[start DATASET CONTENT]

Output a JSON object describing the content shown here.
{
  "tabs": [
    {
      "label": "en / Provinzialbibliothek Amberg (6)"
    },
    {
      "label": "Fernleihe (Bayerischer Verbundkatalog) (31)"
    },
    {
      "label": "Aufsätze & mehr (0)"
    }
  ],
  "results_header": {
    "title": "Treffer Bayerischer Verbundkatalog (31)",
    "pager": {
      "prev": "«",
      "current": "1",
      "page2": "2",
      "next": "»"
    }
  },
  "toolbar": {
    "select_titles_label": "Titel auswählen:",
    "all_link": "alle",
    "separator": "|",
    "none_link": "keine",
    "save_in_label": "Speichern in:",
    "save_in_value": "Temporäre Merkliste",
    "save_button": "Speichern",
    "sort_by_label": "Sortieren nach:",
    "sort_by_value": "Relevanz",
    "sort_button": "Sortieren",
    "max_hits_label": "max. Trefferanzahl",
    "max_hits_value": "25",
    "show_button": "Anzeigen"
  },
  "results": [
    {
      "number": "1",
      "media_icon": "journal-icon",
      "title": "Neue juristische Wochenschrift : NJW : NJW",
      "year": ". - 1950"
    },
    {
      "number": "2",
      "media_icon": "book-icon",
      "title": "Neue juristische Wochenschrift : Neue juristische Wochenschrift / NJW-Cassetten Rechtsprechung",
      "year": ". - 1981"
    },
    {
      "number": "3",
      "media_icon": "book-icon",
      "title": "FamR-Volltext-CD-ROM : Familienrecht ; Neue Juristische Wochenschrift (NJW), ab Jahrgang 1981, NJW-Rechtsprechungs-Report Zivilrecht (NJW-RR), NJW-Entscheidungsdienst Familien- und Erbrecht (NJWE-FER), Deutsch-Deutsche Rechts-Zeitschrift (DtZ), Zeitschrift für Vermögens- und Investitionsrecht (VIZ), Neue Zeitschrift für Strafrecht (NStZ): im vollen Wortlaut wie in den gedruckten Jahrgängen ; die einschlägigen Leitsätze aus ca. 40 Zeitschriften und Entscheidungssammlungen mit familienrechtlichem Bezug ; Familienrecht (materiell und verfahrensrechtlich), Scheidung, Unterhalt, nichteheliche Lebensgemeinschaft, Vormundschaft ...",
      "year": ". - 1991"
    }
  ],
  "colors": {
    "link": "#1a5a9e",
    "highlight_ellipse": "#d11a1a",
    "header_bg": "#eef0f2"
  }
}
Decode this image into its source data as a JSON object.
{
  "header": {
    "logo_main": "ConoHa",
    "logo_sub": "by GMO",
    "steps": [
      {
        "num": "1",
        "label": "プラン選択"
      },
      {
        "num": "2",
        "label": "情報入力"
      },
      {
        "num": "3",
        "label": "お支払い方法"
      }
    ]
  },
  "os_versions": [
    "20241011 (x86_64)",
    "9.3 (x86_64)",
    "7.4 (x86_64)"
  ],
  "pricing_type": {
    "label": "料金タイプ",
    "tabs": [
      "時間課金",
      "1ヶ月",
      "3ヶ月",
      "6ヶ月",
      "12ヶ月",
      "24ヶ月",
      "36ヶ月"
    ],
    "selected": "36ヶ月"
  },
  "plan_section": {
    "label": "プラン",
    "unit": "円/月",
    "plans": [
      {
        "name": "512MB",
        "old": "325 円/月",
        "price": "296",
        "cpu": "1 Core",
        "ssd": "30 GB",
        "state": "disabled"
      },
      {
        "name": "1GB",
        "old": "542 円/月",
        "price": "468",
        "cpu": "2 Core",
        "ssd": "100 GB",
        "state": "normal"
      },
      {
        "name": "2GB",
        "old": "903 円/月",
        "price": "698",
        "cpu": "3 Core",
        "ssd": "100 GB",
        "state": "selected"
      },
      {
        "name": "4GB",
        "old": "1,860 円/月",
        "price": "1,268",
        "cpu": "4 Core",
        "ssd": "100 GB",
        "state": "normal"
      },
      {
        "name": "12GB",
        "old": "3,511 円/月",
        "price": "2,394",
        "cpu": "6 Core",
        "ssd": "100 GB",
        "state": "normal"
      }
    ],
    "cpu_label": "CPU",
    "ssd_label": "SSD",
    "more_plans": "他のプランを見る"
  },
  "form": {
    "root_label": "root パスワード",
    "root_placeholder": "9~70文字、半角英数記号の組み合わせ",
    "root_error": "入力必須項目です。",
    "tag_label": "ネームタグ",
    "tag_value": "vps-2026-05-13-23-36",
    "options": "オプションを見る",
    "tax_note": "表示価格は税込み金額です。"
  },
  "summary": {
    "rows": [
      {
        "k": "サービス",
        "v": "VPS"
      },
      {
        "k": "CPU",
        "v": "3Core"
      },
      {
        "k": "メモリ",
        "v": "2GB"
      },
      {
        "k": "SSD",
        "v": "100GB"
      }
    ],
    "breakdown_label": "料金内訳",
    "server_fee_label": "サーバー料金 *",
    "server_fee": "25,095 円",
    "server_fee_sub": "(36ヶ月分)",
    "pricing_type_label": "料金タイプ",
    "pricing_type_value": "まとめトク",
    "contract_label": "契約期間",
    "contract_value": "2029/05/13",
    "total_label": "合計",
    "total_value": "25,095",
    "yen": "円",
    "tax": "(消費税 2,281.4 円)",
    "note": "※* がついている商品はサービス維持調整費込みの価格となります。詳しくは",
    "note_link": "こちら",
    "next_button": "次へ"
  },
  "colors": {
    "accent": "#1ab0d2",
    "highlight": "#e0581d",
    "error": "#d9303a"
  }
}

[end DATASET CONTENT]

Extract, word for word, each line of the listing above.

*RESULT:*
Output a JSON object describing the content shown here.
{
  "tabs": [
    {
      "label": "en / Provinzialbibliothek Amberg (6)"
    },
    {
      "label": "Fernleihe (Bayerischer Verbundkatalog) (31)"
    },
    {
      "label": "Aufsätze & mehr (0)"
    }
  ],
  "results_header": {
    "title": "Treffer Bayerischer Verbundkatalog (31)",
    "pager": {
      "prev": "«",
      "current": "1",
      "page2": "2",
      "next": "»"
    }
  },
  "toolbar": {
    "select_titles_label": "Titel auswählen:",
    "all_link": "alle",
    "separator": "|",
    "none_link": "keine",
    "save_in_label": "Speichern in:",
    "save_in_value": "Temporäre Merkliste",
    "save_button": "Speichern",
    "sort_by_label": "Sortieren nach:",
    "sort_by_value": "Relevanz",
    "sort_button": "Sortieren",
    "max_hits_label": "max. Trefferanzahl",
    "max_hits_value": "25",
    "show_button": "Anzeigen"
  },
  "results": [
    {
      "number": "1",
      "media_icon": "journal-icon",
      "title": "Neue juristische Wochenschrift : NJW : NJW",
      "year": ". - 1950"
    },
    {
      "number": "2",
      "media_icon": "book-icon",
      "title": "Neue juristische Wochenschrift : Neue juristische Wochenschrift / NJW-Cassetten Rechtsprechung",
      "year": ". - 1981"
    },
    {
      "number": "3",
      "media_icon": "book-icon",
      "title": "FamR-Volltext-CD-ROM : Familienrecht ; Neue Juristische Wochenschrift (NJW), ab Jahrgang 1981, NJW-Rechtsprechungs-Report Zivilrecht (NJW-RR), NJW-Entscheidungsdienst Familien- und Erbrecht (NJWE-FER), Deutsch-Deutsche Rechts-Zeitschrift (DtZ), Zeitschrift für Vermögens- und Investitionsrecht (VIZ), Neue Zeitschrift für Strafrecht (NStZ): im vollen Wortlaut wie in den gedruckten Jahrgängen ; die einschlägigen Leitsätze aus ca. 40 Zeitschriften und Entscheidungssammlungen mit familienrechtlichem Bezug ; Familienrecht (materiell und verfahrensrechtlich), Scheidung, Unterhalt, nichteheliche Lebensgemeinschaft, Vormundschaft ...",
      "year": ". - 1991"
    }
  ],
  "colors": {
    "link": "#1a5a9e",
    "highlight_ellipse": "#d11a1a",
    "header_bg": "#eef0f2"
  }
}
Decode this image into its source data as a JSON object.
{
  "header": {
    "logo_main": "ConoHa",
    "logo_sub": "by GMO",
    "steps": [
      {
        "num": "1",
        "label": "プラン選択"
      },
      {
        "num": "2",
        "label": "情報入力"
      },
      {
        "num": "3",
        "label": "お支払い方法"
      }
    ]
  },
  "os_versions": [
    "20241011 (x86_64)",
    "9.3 (x86_64)",
    "7.4 (x86_64)"
  ],
  "pricing_type": {
    "label": "料金タイプ",
    "tabs": [
      "時間課金",
      "1ヶ月",
      "3ヶ月",
      "6ヶ月",
      "12ヶ月",
      "24ヶ月",
      "36ヶ月"
    ],
    "selected": "36ヶ月"
  },
  "plan_section": {
    "label": "プラン",
    "unit": "円/月",
    "plans": [
      {
        "name": "512MB",
        "old": "325 円/月",
        "price": "296",
        "cpu": "1 Core",
        "ssd": "30 GB",
        "state": "disabled"
      },
      {
        "name": "1GB",
        "old": "542 円/月",
        "price": "468",
        "cpu": "2 Core",
        "ssd": "100 GB",
        "state": "normal"
      },
      {
        "name": "2GB",
        "old": "903 円/月",
        "price": "698",
        "cpu": "3 Core",
        "ssd": "100 GB",
        "state": "selected"
      },
      {
        "name": "4GB",
        "old": "1,860 円/月",
        "price": "1,268",
        "cpu": "4 Core",
        "ssd": "100 GB",
        "state": "normal"
      },
      {
        "name": "12GB",
        "old": "3,511 円/月",
        "price": "2,394",
        "cpu": "6 Core",
        "ssd": "100 GB",
        "state": "normal"
      }
    ],
    "cpu_label": "CPU",
    "ssd_label": "SSD",
    "more_plans": "他のプランを見る"
  },
  "form": {
    "root_label": "root パスワード",
    "root_placeholder": "9~70文字、半角英数記号の組み合わせ",
    "root_error": "入力必須項目です。",
    "tag_label": "ネームタグ",
    "tag_value": "vps-2026-05-13-23-36",
    "options": "オプションを見る",
    "tax_note": "表示価格は税込み金額です。"
  },
  "summary": {
    "rows": [
      {
        "k": "サービス",
        "v": "VPS"
      },
      {
        "k": "CPU",
        "v": "3Core"
      },
      {
        "k": "メモリ",
        "v": "2GB"
      },
      {
        "k": "SSD",
        "v": "100GB"
      }
    ],
    "breakdown_label": "料金内訳",
    "server_fee_label": "サーバー料金 *",
    "server_fee": "25,095 円",
    "server_fee_sub": "(36ヶ月分)",
    "pricing_type_label": "料金タイプ",
    "pricing_type_value": "まとめトク",
    "contract_label": "契約期間",
    "contract_value": "2029/05/13",
    "total_label": "合計",
    "total_value": "25,095",
    "yen": "円",
    "tax": "(消費税 2,281.4 円)",
    "note": "※* がついている商品はサービス維持調整費込みの価格となります。詳しくは",
    "note_link": "こちら",
    "next_button": "次へ"
  },
  "colors": {
    "accent": "#1ab0d2",
    "highlight": "#e0581d",
    "error": "#d9303a"
  }
}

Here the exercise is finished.